** BEGIN Data section **
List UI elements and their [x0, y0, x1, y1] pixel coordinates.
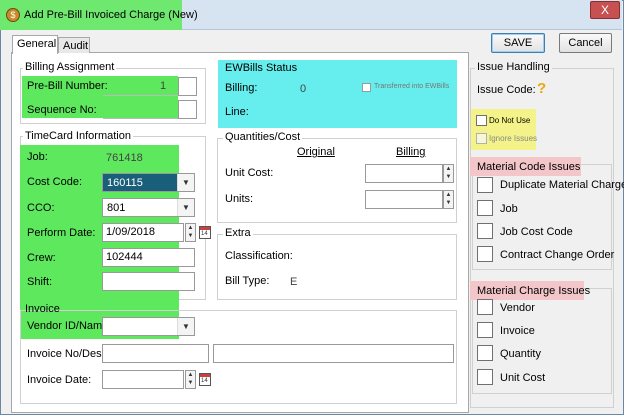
- crew-label: Crew:: [27, 252, 56, 264]
- perform-date-value: 1/09/2018: [106, 226, 155, 238]
- spinner-icon[interactable]: ▲ ▼: [185, 370, 196, 389]
- invoice-issue-label: Invoice: [500, 325, 535, 337]
- ewbills-billing-value: 0: [300, 83, 307, 95]
- question-mark-icon[interactable]: ?: [537, 80, 546, 97]
- job-label: Job:: [27, 151, 48, 163]
- duplicate-material-charge-label: Duplicate Material Charge: [500, 179, 624, 191]
- crew-input[interactable]: 102444: [102, 248, 195, 267]
- cco-label: CCO:: [27, 202, 55, 214]
- do-not-use-checkbox[interactable]: [476, 115, 487, 126]
- units-billing-input[interactable]: [365, 190, 443, 209]
- sequence-no-extra-field[interactable]: [178, 100, 197, 119]
- job-value: 761418: [106, 152, 143, 164]
- calendar-icon[interactable]: 14: [199, 373, 211, 386]
- job-issue-label: Job: [500, 203, 518, 215]
- billing-header: Billing: [396, 146, 426, 158]
- material-charge-issues-title: Material Charge Issues: [477, 285, 591, 297]
- invoice-issue-checkbox[interactable]: [477, 322, 493, 338]
- contract-change-order-label: Contract Change Order: [500, 249, 615, 261]
- pre-bill-number-label: Pre-Bill Number:: [27, 80, 108, 92]
- window-title: Add Pre-Bill Invoiced Charge (New): [24, 9, 198, 21]
- job-issue-checkbox[interactable]: [477, 200, 493, 216]
- chevron-down-icon[interactable]: ▼: [177, 174, 194, 191]
- extra-title: Extra: [223, 227, 253, 239]
- material-code-issues-title: Material Code Issues: [477, 161, 581, 173]
- extra-group: [217, 234, 457, 300]
- ignore-issues-label: Ignore Issues: [489, 134, 538, 143]
- sequence-no-field[interactable]: [103, 101, 178, 119]
- invoice-title: Invoice: [25, 303, 60, 315]
- sequence-no-label: Sequence No:: [27, 104, 97, 116]
- duplicate-material-charge-checkbox[interactable]: [477, 177, 493, 193]
- spinner-icon[interactable]: ▲ ▼: [443, 190, 454, 209]
- unit-cost-issue-label: Unit Cost: [500, 372, 546, 384]
- do-not-use-label: Do Not Use: [489, 116, 531, 125]
- quantity-issue-label: Quantity: [500, 348, 541, 360]
- units-label: Units:: [225, 193, 254, 205]
- pre-bill-number-value: 1: [160, 80, 167, 92]
- tab-audit[interactable]: Audit: [58, 37, 90, 53]
- shift-label: Shift:: [27, 276, 53, 288]
- invoice-no-label: Invoice No/Desc:: [27, 348, 111, 360]
- vendor-label: Vendor ID/Name: [27, 320, 109, 332]
- timecard-title: TimeCard Information: [23, 130, 133, 142]
- unit-cost-issue-checkbox[interactable]: [477, 369, 493, 385]
- transferred-label: Transferred into EWBills: [374, 83, 450, 90]
- quantities-title: Quantities/Cost: [223, 131, 303, 143]
- cost-code-label: Cost Code:: [27, 176, 83, 188]
- cco-dropdown[interactable]: 801 ▼: [102, 198, 195, 217]
- ignore-issues-checkbox[interactable]: [476, 133, 487, 144]
- vendor-issue-checkbox[interactable]: [477, 299, 493, 315]
- quantity-issue-checkbox[interactable]: [477, 345, 493, 361]
- cost-code-value: 160115: [107, 177, 143, 189]
- invoice-desc-input[interactable]: [213, 344, 454, 363]
- vendor-dropdown[interactable]: ▼: [102, 317, 195, 336]
- original-header: Original: [297, 146, 335, 158]
- vendor-issue-label: Vendor: [500, 302, 535, 314]
- invoice-date-label: Invoice Date:: [27, 374, 92, 386]
- spinner-icon[interactable]: ▲ ▼: [443, 164, 454, 183]
- classification-label: Classification:: [225, 250, 293, 262]
- shift-input[interactable]: [102, 272, 195, 291]
- spinner-icon[interactable]: ▲ ▼: [185, 223, 196, 242]
- bill-type-label: Bill Type:: [225, 275, 270, 287]
- chevron-down-icon[interactable]: ▼: [177, 318, 194, 335]
- issue-handling-title: Issue Handling: [475, 61, 552, 73]
- job-cost-code-checkbox[interactable]: [477, 223, 493, 239]
- unit-cost-billing-input[interactable]: [365, 164, 443, 183]
- unit-cost-label: Unit Cost:: [225, 167, 274, 179]
- chevron-down-icon[interactable]: ▼: [177, 199, 194, 216]
- save-button[interactable]: SAVE: [491, 33, 545, 53]
- cco-value: 801: [107, 202, 126, 214]
- contract-change-order-checkbox[interactable]: [477, 246, 493, 262]
- pre-bill-number-field[interactable]: [103, 78, 178, 96]
- transferred-checkbox[interactable]: [362, 83, 371, 92]
- crew-value: 102444: [106, 251, 143, 263]
- bill-type-value: E: [290, 276, 298, 288]
- invoice-date-input[interactable]: [102, 370, 184, 389]
- ewbills-billing-label: Billing:: [225, 82, 258, 94]
- cancel-button[interactable]: Cancel: [559, 33, 612, 53]
- perform-date-label: Perform Date:: [27, 227, 96, 239]
- calendar-icon[interactable]: 14: [199, 226, 211, 239]
- app-dollar-icon: $: [6, 8, 20, 22]
- issue-code-label: Issue Code:: [477, 84, 536, 96]
- perform-date-input[interactable]: 1/09/2018: [102, 223, 184, 242]
- pre-bill-number-extra-field[interactable]: [178, 77, 197, 96]
- ewbills-line-label: Line:: [225, 106, 249, 118]
- job-cost-code-label: Job Cost Code: [500, 226, 573, 238]
- close-icon[interactable]: X: [590, 1, 620, 19]
- invoice-no-input[interactable]: [102, 344, 209, 363]
- billing-assignment-title: Billing Assignment: [23, 61, 117, 73]
- tab-general[interactable]: General: [12, 35, 58, 54]
- ewbills-status-title: EWBills Status: [225, 62, 298, 74]
- cost-code-dropdown[interactable]: 160115 ▼: [102, 173, 195, 192]
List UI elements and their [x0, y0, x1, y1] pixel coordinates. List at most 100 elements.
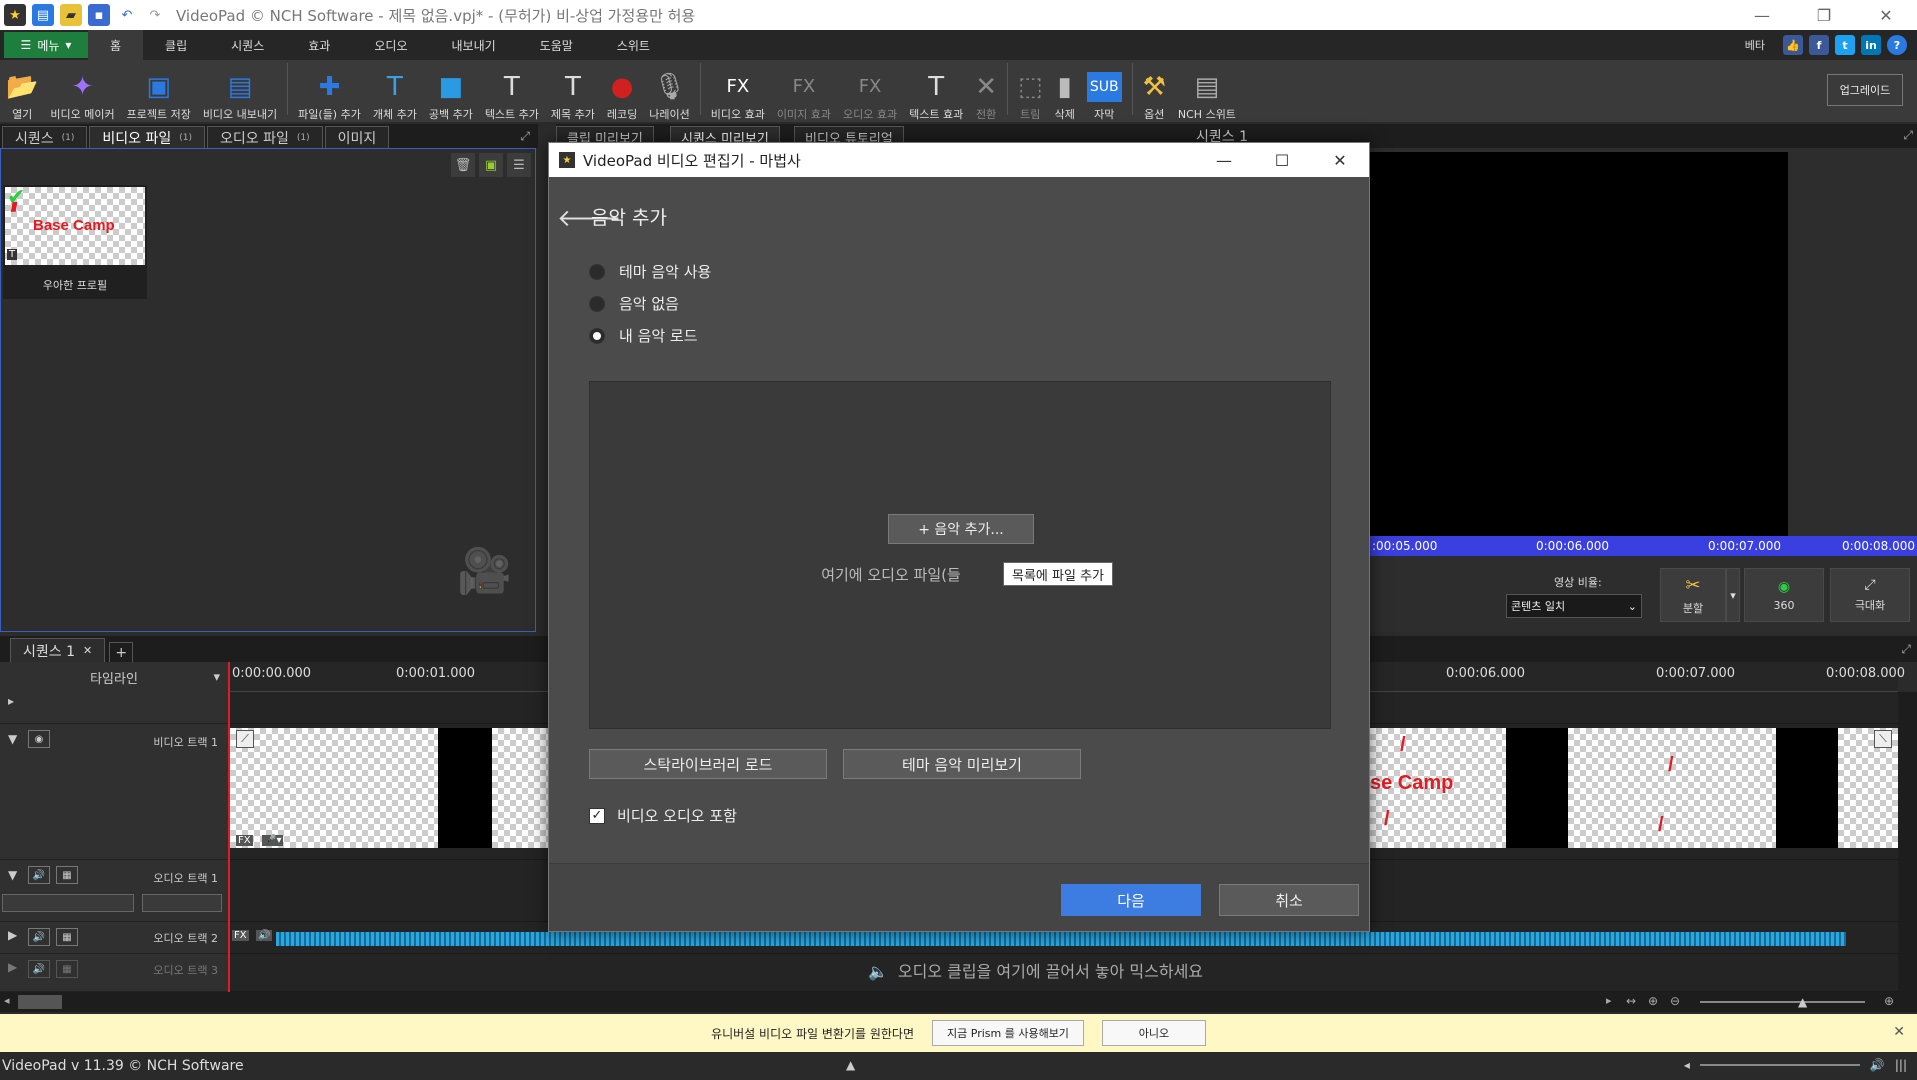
** END Data section **
■ Work to be completed:
Reproduce the stretch of lines from the one containing "- crew-label: Crew:: [27, 252, 56, 264]" through the one containing "- job-label: Job:: [27, 151, 48, 163]", both included.

■ Output for this exercise:
- crew-label: Crew:: [27, 252, 56, 264]
- perform-date-value: 1/09/2018: [106, 226, 155, 238]
- spinner-icon[interactable]: ▲ ▼: [185, 370, 196, 389]
- invoice-issue-label: Invoice: [500, 325, 535, 337]
- ewbills-billing-value: 0: [300, 83, 307, 95]
- question-mark-icon[interactable]: ?: [537, 80, 546, 97]
- job-label: Job:: [27, 151, 48, 163]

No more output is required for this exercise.